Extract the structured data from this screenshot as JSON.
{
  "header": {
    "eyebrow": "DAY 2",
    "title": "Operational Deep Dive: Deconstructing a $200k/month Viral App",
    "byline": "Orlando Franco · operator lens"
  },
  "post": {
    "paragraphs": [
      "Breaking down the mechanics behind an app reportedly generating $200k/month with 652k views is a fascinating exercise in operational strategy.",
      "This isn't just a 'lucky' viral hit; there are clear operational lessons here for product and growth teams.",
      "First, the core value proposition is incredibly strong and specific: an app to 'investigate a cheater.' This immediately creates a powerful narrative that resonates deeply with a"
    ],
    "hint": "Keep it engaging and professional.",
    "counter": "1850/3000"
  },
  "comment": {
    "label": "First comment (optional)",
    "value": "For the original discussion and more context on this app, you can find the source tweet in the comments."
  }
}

=-=-=

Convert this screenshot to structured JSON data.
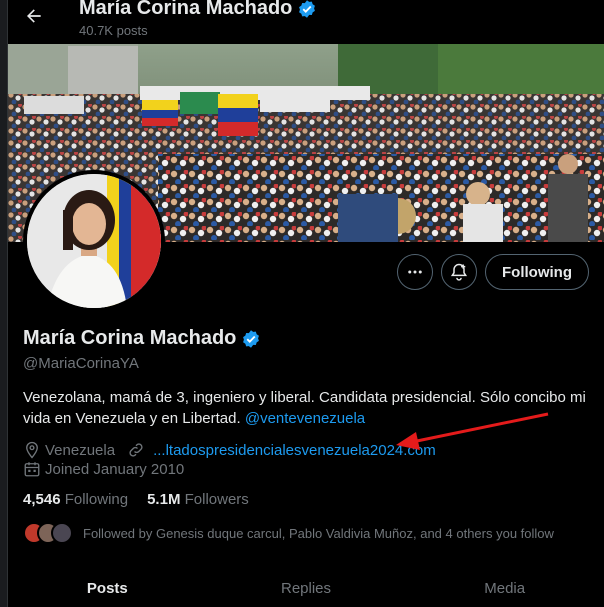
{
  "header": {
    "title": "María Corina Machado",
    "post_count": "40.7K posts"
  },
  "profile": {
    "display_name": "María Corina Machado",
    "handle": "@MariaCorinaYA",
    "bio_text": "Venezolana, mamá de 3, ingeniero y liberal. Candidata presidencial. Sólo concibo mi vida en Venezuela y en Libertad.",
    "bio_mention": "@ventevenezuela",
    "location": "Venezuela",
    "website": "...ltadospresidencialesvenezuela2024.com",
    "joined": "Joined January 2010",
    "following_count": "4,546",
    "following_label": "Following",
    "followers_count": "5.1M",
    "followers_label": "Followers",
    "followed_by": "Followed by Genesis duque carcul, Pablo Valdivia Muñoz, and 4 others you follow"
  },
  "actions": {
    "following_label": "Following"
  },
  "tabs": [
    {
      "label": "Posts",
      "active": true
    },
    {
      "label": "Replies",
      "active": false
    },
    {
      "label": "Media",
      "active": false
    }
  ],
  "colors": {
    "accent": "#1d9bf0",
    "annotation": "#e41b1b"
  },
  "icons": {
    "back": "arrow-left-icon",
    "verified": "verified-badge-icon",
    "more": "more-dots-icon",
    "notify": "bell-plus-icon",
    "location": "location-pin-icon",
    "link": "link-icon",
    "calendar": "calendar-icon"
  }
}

=-=-=

Assignment: The word "month" appears in some of the lines above. Copy those lines.

Response to the exercise:
    "title": "Operational Deep Dive: Deconstructing a $200k/month Viral App",
      "Breaking down the mechanics behind an app reportedly generating $200k/month with 652k views is a fascinating exercise in operational strategy.",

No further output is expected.